What needs to be done —
Reproduce the rows below verbatim, from the first one through the line that contains "row-article: 71 1 00 10030: [577, 483, 658, 498]", including both.

+ + + + + + +

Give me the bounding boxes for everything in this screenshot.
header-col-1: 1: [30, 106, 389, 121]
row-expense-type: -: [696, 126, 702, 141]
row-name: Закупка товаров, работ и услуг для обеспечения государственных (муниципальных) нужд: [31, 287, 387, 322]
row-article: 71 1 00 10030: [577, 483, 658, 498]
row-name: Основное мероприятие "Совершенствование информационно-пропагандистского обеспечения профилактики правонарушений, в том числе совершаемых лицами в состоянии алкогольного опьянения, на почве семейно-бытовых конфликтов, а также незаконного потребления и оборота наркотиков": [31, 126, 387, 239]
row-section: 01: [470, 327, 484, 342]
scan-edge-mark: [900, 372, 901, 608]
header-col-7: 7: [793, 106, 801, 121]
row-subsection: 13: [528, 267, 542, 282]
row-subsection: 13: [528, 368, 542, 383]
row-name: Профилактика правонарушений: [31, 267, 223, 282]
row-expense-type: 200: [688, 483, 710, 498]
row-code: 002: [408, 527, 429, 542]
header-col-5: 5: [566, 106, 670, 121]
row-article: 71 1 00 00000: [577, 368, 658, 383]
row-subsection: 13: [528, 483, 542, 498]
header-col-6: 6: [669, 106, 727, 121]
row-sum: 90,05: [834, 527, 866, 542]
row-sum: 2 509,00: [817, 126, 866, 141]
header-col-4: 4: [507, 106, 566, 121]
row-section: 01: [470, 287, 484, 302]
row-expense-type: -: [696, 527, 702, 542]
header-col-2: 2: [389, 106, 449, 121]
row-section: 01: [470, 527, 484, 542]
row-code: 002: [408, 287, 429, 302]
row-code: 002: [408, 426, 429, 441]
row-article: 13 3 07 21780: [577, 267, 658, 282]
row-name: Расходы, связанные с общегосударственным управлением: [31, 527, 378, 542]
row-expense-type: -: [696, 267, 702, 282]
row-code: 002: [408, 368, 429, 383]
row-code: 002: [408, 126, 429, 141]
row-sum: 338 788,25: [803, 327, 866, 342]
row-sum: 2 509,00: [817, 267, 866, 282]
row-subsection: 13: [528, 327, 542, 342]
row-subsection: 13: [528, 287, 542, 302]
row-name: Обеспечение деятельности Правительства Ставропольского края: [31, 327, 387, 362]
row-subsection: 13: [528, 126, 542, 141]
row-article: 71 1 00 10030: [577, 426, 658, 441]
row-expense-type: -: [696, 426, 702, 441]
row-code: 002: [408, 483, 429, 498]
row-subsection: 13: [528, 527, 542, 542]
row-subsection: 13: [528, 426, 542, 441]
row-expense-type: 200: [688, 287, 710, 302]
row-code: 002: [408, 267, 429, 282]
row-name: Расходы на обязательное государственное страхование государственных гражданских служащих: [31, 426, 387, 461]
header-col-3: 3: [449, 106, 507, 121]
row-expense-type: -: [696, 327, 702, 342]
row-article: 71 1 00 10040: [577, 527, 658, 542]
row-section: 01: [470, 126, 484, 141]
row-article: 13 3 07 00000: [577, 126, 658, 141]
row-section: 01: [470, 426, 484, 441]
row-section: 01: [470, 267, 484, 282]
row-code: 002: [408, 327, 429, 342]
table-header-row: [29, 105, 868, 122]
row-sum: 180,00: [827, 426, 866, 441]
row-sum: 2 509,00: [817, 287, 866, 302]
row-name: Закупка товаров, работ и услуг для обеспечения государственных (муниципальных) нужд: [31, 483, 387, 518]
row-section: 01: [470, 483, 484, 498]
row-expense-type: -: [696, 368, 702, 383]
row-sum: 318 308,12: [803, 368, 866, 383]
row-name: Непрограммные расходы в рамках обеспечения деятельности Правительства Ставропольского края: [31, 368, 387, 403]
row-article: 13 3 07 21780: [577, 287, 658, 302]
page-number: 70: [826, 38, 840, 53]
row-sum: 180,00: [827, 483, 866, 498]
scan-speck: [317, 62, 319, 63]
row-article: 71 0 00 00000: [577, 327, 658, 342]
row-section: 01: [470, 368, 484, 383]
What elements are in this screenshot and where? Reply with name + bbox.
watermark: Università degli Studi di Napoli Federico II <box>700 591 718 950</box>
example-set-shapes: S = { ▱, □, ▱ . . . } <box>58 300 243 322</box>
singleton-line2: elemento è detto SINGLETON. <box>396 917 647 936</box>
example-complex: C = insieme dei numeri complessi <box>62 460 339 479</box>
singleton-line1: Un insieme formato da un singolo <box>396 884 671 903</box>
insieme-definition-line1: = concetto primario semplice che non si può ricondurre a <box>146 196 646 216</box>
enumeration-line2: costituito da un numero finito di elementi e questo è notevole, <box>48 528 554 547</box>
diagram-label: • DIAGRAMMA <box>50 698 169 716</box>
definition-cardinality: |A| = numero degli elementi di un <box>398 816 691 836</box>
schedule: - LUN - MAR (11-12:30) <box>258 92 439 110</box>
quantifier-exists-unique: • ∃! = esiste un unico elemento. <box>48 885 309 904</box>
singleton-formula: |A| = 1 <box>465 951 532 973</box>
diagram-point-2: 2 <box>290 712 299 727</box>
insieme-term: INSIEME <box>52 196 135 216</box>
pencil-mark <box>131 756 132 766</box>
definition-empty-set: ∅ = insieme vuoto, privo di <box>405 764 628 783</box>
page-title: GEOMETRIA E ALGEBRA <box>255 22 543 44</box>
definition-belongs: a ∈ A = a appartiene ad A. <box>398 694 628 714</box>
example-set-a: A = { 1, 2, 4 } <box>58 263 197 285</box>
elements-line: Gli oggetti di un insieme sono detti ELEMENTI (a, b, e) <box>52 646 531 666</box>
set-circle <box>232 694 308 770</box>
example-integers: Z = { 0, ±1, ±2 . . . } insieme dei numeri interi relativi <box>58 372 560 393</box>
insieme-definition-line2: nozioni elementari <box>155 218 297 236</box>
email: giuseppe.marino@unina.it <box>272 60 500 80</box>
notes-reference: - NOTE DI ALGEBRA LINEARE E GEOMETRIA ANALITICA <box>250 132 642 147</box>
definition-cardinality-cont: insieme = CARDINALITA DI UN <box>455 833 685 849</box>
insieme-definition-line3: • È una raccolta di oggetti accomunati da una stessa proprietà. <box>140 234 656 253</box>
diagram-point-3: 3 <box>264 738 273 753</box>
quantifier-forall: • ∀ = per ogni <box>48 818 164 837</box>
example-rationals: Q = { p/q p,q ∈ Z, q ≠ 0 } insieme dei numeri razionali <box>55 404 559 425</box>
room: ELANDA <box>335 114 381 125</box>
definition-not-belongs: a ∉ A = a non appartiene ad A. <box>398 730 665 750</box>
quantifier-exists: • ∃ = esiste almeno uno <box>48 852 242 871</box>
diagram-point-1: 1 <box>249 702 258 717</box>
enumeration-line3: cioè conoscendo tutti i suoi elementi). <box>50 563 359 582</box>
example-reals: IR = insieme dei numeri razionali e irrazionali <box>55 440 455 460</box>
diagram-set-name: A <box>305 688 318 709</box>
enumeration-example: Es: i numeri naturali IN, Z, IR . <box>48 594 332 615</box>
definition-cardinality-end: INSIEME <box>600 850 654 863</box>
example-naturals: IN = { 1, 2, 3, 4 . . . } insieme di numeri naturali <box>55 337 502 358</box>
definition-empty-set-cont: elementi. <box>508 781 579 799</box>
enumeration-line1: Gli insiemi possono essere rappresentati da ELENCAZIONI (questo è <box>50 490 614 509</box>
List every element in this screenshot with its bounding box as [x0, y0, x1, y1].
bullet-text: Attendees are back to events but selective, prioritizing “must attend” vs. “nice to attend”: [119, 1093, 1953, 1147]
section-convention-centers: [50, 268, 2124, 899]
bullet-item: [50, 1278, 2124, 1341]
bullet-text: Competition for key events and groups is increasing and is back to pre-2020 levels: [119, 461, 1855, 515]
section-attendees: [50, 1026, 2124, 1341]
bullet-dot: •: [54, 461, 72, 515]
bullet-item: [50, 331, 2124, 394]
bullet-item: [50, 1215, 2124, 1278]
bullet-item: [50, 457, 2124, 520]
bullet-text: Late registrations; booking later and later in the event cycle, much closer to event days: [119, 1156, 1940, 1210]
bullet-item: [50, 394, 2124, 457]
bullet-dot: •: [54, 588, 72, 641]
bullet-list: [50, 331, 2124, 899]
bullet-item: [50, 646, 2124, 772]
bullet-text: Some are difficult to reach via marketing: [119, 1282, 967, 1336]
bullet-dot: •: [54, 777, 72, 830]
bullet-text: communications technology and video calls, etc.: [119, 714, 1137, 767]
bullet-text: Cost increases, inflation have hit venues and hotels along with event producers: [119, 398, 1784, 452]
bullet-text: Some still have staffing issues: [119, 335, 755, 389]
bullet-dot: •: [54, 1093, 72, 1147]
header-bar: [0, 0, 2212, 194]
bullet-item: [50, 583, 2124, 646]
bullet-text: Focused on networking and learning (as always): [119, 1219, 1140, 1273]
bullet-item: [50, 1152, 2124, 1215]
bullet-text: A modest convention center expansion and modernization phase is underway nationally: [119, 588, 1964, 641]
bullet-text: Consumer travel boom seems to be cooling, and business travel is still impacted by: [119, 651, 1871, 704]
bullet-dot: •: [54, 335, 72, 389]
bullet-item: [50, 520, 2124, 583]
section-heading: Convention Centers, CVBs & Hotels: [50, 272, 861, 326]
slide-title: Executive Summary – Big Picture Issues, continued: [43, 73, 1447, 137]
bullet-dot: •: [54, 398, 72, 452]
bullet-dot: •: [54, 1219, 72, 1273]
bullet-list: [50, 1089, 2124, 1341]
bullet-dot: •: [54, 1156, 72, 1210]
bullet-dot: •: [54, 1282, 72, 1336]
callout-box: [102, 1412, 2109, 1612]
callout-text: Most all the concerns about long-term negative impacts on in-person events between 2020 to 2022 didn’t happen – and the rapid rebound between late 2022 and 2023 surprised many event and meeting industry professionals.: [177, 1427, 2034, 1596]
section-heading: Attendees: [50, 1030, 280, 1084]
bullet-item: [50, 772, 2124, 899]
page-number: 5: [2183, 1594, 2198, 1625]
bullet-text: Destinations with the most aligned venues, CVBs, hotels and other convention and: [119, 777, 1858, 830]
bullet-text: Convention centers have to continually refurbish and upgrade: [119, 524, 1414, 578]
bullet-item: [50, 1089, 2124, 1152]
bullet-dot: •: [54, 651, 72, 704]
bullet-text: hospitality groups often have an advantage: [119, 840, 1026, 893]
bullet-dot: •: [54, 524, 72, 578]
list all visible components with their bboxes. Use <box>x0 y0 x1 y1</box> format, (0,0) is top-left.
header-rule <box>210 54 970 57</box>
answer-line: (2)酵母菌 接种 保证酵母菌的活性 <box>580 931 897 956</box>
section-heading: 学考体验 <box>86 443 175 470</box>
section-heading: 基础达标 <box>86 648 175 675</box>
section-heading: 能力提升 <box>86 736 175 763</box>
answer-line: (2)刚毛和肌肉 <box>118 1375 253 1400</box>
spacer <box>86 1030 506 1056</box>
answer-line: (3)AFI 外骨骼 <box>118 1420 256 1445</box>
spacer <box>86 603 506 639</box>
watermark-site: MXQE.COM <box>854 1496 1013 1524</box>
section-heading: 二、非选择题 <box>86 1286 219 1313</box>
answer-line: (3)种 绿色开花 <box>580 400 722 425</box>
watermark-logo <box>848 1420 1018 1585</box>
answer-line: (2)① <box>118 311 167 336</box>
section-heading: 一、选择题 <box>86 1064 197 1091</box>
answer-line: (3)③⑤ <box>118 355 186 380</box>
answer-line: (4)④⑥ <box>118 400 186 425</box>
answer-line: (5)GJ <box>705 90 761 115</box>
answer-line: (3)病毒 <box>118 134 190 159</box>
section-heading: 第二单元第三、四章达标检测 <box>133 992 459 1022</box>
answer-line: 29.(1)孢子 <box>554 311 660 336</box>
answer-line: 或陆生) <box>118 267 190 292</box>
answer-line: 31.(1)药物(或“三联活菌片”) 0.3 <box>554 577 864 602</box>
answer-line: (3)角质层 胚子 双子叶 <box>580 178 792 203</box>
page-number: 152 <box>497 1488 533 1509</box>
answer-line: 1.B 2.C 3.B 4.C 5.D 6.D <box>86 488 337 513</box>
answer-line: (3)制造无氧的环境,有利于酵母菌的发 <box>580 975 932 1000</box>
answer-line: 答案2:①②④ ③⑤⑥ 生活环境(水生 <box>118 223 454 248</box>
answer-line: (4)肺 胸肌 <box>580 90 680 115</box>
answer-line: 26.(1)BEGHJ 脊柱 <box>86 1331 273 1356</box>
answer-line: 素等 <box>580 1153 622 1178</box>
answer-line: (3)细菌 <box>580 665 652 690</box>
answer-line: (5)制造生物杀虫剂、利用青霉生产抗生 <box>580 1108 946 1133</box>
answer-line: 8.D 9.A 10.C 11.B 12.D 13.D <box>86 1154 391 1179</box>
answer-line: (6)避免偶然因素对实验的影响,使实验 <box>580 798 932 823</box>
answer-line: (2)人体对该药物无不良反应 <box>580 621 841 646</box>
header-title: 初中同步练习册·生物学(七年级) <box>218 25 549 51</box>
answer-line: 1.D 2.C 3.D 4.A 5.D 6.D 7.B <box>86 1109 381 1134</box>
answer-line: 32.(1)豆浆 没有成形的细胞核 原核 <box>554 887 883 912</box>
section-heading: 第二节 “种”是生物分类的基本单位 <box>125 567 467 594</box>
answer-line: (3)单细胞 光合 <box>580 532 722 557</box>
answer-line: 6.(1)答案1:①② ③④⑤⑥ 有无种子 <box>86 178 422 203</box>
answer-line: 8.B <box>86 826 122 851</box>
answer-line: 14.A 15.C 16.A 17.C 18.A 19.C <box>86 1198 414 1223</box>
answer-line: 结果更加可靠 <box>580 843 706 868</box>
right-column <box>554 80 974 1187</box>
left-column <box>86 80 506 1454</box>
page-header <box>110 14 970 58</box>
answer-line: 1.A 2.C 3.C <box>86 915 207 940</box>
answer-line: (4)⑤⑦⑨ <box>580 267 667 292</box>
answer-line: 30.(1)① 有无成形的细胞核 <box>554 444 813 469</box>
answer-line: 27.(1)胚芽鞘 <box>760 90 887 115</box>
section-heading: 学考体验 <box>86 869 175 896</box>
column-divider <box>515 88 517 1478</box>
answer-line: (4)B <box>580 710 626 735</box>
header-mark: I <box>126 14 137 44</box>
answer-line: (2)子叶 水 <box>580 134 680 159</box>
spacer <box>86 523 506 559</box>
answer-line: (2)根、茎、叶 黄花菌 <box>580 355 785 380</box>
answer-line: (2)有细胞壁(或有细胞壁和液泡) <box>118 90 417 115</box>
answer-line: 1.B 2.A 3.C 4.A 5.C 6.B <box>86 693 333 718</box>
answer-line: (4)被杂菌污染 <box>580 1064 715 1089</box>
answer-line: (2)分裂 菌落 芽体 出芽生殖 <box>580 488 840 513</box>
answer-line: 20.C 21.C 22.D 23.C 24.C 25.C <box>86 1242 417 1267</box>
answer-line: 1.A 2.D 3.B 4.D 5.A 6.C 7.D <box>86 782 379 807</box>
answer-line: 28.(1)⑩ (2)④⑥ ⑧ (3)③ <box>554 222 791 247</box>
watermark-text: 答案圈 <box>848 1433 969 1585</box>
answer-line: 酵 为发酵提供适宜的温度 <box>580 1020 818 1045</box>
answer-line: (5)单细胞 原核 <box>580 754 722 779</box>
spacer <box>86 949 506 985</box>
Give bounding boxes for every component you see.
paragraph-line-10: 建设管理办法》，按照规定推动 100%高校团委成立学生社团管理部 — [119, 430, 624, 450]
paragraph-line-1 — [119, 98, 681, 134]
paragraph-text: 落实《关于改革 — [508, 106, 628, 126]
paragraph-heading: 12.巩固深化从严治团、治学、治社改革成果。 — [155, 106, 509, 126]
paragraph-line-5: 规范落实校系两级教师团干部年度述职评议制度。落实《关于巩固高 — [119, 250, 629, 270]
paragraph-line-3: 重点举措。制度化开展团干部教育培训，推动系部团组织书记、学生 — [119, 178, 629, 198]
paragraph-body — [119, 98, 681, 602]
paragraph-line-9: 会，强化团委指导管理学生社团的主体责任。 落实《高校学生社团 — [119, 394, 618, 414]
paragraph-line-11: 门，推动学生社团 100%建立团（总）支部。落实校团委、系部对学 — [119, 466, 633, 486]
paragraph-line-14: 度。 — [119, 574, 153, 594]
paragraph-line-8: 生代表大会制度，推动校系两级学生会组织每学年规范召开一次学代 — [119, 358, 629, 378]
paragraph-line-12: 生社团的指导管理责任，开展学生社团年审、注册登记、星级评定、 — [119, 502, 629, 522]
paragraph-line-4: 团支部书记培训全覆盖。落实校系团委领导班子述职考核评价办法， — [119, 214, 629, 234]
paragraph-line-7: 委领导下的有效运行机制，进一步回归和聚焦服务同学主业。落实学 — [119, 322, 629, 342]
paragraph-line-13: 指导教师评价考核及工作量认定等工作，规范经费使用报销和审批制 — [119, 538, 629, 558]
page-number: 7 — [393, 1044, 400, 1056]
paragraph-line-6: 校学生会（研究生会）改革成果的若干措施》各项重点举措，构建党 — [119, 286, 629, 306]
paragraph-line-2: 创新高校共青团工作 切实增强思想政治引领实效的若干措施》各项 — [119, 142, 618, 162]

+ + + + + + +

Result of the exercise —
Give me the bounding boxes for everything in this screenshot.
header-col-1: 1: [30, 106, 389, 121]
row-expense-type: -: [696, 126, 702, 141]
row-name: Закупка товаров, работ и услуг для обеспечения государственных (муниципальных) нужд: [31, 287, 387, 322]
row-article: 71 1 00 10030: [577, 483, 658, 498]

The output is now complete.